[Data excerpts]
..............................

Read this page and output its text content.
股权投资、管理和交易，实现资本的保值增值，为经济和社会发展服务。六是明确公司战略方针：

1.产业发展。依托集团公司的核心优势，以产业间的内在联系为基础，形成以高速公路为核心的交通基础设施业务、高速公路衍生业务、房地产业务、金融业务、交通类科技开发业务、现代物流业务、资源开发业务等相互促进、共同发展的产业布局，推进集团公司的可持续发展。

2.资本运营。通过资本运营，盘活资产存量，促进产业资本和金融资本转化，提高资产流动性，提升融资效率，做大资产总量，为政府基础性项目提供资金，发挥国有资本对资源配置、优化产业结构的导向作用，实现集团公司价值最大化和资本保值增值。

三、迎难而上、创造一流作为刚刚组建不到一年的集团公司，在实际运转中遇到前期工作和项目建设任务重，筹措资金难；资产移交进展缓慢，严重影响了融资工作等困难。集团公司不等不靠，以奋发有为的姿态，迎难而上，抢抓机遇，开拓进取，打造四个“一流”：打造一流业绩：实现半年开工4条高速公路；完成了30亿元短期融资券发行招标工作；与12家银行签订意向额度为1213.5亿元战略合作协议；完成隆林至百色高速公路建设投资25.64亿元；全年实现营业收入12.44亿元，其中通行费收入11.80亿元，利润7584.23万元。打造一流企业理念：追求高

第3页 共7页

..............................

Instruction: Write out all of the records once more, exactly.

Response to the exercise:
Read this page and output its text content.
股权投资、管理和交易，实现资本的保值增值，为经济和社会发展服务。六是明确公司战略方针：

1.产业发展。依托集团公司的核心优势，以产业间的内在联系为基础，形成以高速公路为核心的交通基础设施业务、高速公路衍生业务、房地产业务、金融业务、交通类科技开发业务、现代物流业务、资源开发业务等相互促进、共同发展的产业布局，推进集团公司的可持续发展。

2.资本运营。通过资本运营，盘活资产存量，促进产业资本和金融资本转化，提高资产流动性，提升融资效率，做大资产总量，为政府基础性项目提供资金，发挥国有资本对资源配置、优化产业结构的导向作用，实现集团公司价值最大化和资本保值增值。

三、迎难而上、创造一流作为刚刚组建不到一年的集团公司，在实际运转中遇到前期工作和项目建设任务重，筹措资金难；资产移交进展缓慢，严重影响了融资工作等困难。集团公司不等不靠，以奋发有为的姿态，迎难而上，抢抓机遇，开拓进取，打造四个“一流”：打造一流业绩：实现半年开工4条高速公路；完成了30亿元短期融资券发行招标工作；与12家银行签订意向额度为1213.5亿元战略合作协议；完成隆林至百色高速公路建设投资25.64亿元；全年实现营业收入12.44亿元，其中通行费收入11.80亿元，利润7584.23万元。打造一流企业理念：追求高

第3页 共7页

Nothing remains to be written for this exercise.